__DATA FOR THIS TASK__.
* * *

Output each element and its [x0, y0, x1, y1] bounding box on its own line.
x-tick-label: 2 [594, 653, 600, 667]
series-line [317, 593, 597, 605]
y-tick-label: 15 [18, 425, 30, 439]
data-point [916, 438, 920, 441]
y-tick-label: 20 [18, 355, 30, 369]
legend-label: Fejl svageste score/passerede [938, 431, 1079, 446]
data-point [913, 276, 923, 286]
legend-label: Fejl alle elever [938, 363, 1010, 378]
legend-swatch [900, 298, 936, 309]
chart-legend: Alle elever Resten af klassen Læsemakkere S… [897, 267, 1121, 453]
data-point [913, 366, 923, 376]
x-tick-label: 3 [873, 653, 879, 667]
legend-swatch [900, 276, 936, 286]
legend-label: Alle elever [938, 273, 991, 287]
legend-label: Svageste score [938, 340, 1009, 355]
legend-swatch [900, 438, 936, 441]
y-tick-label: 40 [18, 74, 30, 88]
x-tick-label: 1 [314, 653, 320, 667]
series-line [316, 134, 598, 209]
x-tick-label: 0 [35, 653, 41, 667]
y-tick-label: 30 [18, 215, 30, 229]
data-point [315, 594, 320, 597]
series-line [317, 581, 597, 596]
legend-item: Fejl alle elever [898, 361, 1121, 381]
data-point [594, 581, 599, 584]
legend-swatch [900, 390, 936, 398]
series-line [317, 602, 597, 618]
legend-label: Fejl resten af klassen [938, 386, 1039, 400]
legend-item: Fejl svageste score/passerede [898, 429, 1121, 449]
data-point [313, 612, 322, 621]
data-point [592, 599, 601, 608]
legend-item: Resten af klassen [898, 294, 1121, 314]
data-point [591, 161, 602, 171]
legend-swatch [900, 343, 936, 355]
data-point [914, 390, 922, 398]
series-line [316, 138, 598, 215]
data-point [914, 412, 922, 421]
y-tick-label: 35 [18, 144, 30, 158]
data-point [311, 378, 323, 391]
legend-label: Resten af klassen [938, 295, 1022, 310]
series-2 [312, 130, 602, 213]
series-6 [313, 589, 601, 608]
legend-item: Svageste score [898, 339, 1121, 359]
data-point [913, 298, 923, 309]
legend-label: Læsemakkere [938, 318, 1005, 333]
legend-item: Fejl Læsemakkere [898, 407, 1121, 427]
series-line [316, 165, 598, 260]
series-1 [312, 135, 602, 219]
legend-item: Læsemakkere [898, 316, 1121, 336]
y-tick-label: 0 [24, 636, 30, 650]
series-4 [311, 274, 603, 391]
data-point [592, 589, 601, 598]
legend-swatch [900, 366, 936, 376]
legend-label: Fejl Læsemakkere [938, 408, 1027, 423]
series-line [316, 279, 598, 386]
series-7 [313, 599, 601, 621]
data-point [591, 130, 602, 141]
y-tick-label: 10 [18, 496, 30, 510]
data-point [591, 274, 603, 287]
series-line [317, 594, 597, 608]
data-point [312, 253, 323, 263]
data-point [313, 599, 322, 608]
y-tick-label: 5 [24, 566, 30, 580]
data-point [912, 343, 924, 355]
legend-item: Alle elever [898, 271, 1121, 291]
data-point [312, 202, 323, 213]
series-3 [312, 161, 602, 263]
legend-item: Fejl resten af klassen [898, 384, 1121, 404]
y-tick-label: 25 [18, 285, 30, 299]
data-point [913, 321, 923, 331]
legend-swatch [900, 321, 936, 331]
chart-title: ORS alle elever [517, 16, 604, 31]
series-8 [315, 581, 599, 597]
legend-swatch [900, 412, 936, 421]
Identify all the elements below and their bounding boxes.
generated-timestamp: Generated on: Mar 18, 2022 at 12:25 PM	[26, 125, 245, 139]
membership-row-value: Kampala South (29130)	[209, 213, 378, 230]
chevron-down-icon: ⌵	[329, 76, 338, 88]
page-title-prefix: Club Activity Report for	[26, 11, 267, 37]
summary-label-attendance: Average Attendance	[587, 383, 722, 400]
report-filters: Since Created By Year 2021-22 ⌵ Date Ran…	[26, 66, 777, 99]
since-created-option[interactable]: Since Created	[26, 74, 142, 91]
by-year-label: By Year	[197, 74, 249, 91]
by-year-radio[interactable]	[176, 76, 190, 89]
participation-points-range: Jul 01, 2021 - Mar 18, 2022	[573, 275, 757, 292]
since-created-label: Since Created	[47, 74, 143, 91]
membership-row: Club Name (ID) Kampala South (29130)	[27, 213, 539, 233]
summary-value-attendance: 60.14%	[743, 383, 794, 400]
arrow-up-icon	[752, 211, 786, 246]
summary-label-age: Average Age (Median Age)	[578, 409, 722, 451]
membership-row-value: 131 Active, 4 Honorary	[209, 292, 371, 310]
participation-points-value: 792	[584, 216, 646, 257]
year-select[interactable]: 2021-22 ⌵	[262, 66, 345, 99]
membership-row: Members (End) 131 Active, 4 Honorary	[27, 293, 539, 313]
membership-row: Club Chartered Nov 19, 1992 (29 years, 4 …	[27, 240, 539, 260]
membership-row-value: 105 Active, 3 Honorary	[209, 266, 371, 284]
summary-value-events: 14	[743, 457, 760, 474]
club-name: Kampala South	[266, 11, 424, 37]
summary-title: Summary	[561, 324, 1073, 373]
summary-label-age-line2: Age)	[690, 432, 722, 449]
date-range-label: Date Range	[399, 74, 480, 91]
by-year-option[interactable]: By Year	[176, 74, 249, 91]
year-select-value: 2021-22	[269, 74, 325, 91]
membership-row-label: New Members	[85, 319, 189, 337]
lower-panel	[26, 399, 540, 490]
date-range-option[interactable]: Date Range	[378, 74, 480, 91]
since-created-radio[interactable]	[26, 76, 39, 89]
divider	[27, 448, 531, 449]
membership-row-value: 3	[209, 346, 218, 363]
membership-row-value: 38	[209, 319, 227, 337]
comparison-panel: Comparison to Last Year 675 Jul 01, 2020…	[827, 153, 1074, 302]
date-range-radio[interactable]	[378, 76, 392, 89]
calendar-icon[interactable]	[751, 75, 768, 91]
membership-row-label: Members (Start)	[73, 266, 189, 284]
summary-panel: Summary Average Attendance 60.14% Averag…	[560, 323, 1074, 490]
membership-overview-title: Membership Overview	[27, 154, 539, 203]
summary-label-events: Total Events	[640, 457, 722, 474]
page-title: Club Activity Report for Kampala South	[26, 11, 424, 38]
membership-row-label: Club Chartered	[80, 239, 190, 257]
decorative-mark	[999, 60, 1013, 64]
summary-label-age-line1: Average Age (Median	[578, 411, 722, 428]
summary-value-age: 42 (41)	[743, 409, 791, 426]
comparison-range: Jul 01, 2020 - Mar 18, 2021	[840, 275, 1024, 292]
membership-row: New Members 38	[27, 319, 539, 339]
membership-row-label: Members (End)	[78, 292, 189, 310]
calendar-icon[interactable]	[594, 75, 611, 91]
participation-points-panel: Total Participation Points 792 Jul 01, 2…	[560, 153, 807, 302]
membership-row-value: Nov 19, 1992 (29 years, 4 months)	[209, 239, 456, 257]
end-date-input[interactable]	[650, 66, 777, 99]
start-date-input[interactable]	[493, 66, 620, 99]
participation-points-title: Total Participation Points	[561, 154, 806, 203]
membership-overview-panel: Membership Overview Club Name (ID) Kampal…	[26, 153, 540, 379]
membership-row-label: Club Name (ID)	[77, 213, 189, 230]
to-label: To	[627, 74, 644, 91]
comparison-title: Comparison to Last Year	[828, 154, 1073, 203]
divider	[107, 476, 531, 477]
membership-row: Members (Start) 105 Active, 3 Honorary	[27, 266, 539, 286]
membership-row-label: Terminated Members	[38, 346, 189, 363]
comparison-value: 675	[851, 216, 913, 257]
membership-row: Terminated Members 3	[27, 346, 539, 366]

* * *

__EXERCISE DESCRIPTION__. Can you write out every line of the material above, character for character, keeping each line unchanged?

__SOLUTION__.
Output each element and its [x0, y0, x1, y1] bounding box on its own line.
x-tick-label: 2 [594, 653, 600, 667]
series-line [317, 593, 597, 605]
y-tick-label: 15 [18, 425, 30, 439]
data-point [916, 438, 920, 441]
y-tick-label: 20 [18, 355, 30, 369]
legend-label: Fejl svageste score/passerede [938, 431, 1079, 446]
data-point [913, 276, 923, 286]
legend-label: Fejl alle elever [938, 363, 1010, 378]
legend-swatch [900, 298, 936, 309]
chart-legend: Alle elever Resten af klassen Læsemakkere S… [897, 267, 1121, 453]
data-point [913, 366, 923, 376]
x-tick-label: 3 [873, 653, 879, 667]
legend-swatch [900, 276, 936, 286]
legend-label: Alle elever [938, 273, 991, 287]
legend-label: Svageste score [938, 340, 1009, 355]
legend-swatch [900, 438, 936, 441]
y-tick-label: 40 [18, 74, 30, 88]
x-tick-label: 1 [314, 653, 320, 667]
series-line [316, 134, 598, 209]
x-tick-label: 0 [35, 653, 41, 667]
y-tick-label: 30 [18, 215, 30, 229]
data-point [315, 594, 320, 597]
series-line [317, 581, 597, 596]
legend-item: Fejl alle elever [898, 361, 1121, 381]
data-point [594, 581, 599, 584]
legend-swatch [900, 390, 936, 398]
series-line [317, 602, 597, 618]
legend-label: Fejl resten af klassen [938, 386, 1039, 400]
legend-item: Fejl svageste score/passerede [898, 429, 1121, 449]
data-point [313, 612, 322, 621]
data-point [592, 599, 601, 608]
legend-item: Resten af klassen [898, 294, 1121, 314]
data-point [591, 161, 602, 171]
legend-swatch [900, 343, 936, 355]
data-point [914, 390, 922, 398]
series-line [316, 138, 598, 215]
data-point [914, 412, 922, 421]
y-tick-label: 35 [18, 144, 30, 158]
data-point [311, 378, 323, 391]
legend-label: Resten af klassen [938, 295, 1022, 310]
series-2 [312, 130, 602, 213]
series-6 [313, 589, 601, 608]
legend-item: Svageste score [898, 339, 1121, 359]
data-point [913, 298, 923, 309]
legend-label: Læsemakkere [938, 318, 1005, 333]
legend-item: Fejl Læsemakkere [898, 407, 1121, 427]
series-line [316, 165, 598, 260]
series-1 [312, 135, 602, 219]
legend-item: Læsemakkere [898, 316, 1121, 336]
y-tick-label: 0 [24, 636, 30, 650]
series-4 [311, 274, 603, 391]
data-point [592, 589, 601, 598]
legend-swatch [900, 366, 936, 376]
legend-label: Fejl Læsemakkere [938, 408, 1027, 423]
series-line [316, 279, 598, 386]
series-7 [313, 599, 601, 621]
data-point [591, 130, 602, 141]
y-tick-label: 10 [18, 496, 30, 510]
data-point [591, 274, 603, 287]
series-line [317, 594, 597, 608]
data-point [312, 253, 323, 263]
data-point [313, 599, 322, 608]
y-tick-label: 5 [24, 566, 30, 580]
data-point [912, 343, 924, 355]
legend-item: Alle elever [898, 271, 1121, 291]
data-point [312, 202, 323, 213]
series-3 [312, 161, 602, 263]
legend-item: Fejl resten af klassen [898, 384, 1121, 404]
y-tick-label: 25 [18, 285, 30, 299]
data-point [913, 321, 923, 331]
legend-swatch [900, 321, 936, 331]
chart-title: ORS alle elever [517, 16, 604, 31]
series-8 [315, 581, 599, 597]
legend-swatch [900, 412, 936, 421]
Identify all the elements below and their bounding boxes.
generated-timestamp: Generated on: Mar 18, 2022 at 12:25 PM	[26, 125, 245, 139]
membership-row-value: Kampala South (29130)	[209, 213, 378, 230]
chevron-down-icon: ⌵	[329, 76, 338, 88]
page-title-prefix: Club Activity Report for	[26, 11, 267, 37]
summary-label-attendance: Average Attendance	[587, 383, 722, 400]
report-filters: Since Created By Year 2021-22 ⌵ Date Ran…	[26, 66, 777, 99]
since-created-option[interactable]: Since Created	[26, 74, 142, 91]
by-year-label: By Year	[197, 74, 249, 91]
by-year-radio[interactable]	[176, 76, 190, 89]
participation-points-range: Jul 01, 2021 - Mar 18, 2022	[573, 275, 757, 292]
since-created-label: Since Created	[47, 74, 143, 91]
membership-row: Club Name (ID) Kampala South (29130)	[27, 213, 539, 233]
summary-value-attendance: 60.14%	[743, 383, 794, 400]
arrow-up-icon	[752, 211, 786, 246]
summary-label-age: Average Age (Median Age)	[578, 409, 722, 451]
membership-row-value: 131 Active, 4 Honorary	[209, 292, 371, 310]
participation-points-value: 792	[584, 216, 646, 257]
year-select[interactable]: 2021-22 ⌵	[262, 66, 345, 99]
membership-row: Members (End) 131 Active, 4 Honorary	[27, 293, 539, 313]
membership-row: Club Chartered Nov 19, 1992 (29 years, 4 …	[27, 240, 539, 260]
membership-row-value: 105 Active, 3 Honorary	[209, 266, 371, 284]
summary-value-events: 14	[743, 457, 760, 474]
club-name: Kampala South	[266, 11, 424, 37]
summary-title: Summary	[561, 324, 1073, 373]
summary-label-age-line2: Age)	[690, 432, 722, 449]
date-range-label: Date Range	[399, 74, 480, 91]
by-year-option[interactable]: By Year	[176, 74, 249, 91]
year-select-value: 2021-22	[269, 74, 325, 91]
membership-row-label: New Members	[85, 319, 189, 337]
lower-panel	[26, 399, 540, 490]
date-range-option[interactable]: Date Range	[378, 74, 480, 91]
since-created-radio[interactable]	[26, 76, 39, 89]
divider	[27, 448, 531, 449]
membership-row-value: 3	[209, 346, 218, 363]
membership-row-value: 38	[209, 319, 227, 337]
comparison-panel: Comparison to Last Year 675 Jul 01, 2020…	[827, 153, 1074, 302]
date-range-radio[interactable]	[378, 76, 392, 89]
calendar-icon[interactable]	[751, 75, 768, 91]
membership-row-label: Members (Start)	[73, 266, 189, 284]
summary-panel: Summary Average Attendance 60.14% Averag…	[560, 323, 1074, 490]
membership-overview-title: Membership Overview	[27, 154, 539, 203]
summary-label-events: Total Events	[640, 457, 722, 474]
page-title: Club Activity Report for Kampala South	[26, 11, 424, 38]
membership-row-label: Club Chartered	[80, 239, 190, 257]
decorative-mark	[999, 60, 1013, 64]
summary-label-age-line1: Average Age (Median	[578, 411, 722, 428]
summary-value-age: 42 (41)	[743, 409, 791, 426]
comparison-range: Jul 01, 2020 - Mar 18, 2021	[840, 275, 1024, 292]
membership-row: New Members 38	[27, 319, 539, 339]
membership-row-label: Members (End)	[78, 292, 189, 310]
calendar-icon[interactable]	[594, 75, 611, 91]
participation-points-panel: Total Participation Points 792 Jul 01, 2…	[560, 153, 807, 302]
membership-row-value: Nov 19, 1992 (29 years, 4 months)	[209, 239, 456, 257]
end-date-input[interactable]	[650, 66, 777, 99]
start-date-input[interactable]	[493, 66, 620, 99]
participation-points-title: Total Participation Points	[561, 154, 806, 203]
membership-overview-panel: Membership Overview Club Name (ID) Kampal…	[26, 153, 540, 379]
membership-row-label: Club Name (ID)	[77, 213, 189, 230]
to-label: To	[627, 74, 644, 91]
comparison-title: Comparison to Last Year	[828, 154, 1073, 203]
divider	[107, 476, 531, 477]
membership-row: Members (Start) 105 Active, 3 Honorary	[27, 266, 539, 286]
membership-row-label: Terminated Members	[38, 346, 189, 363]
comparison-value: 675	[851, 216, 913, 257]
membership-row: Terminated Members 3	[27, 346, 539, 366]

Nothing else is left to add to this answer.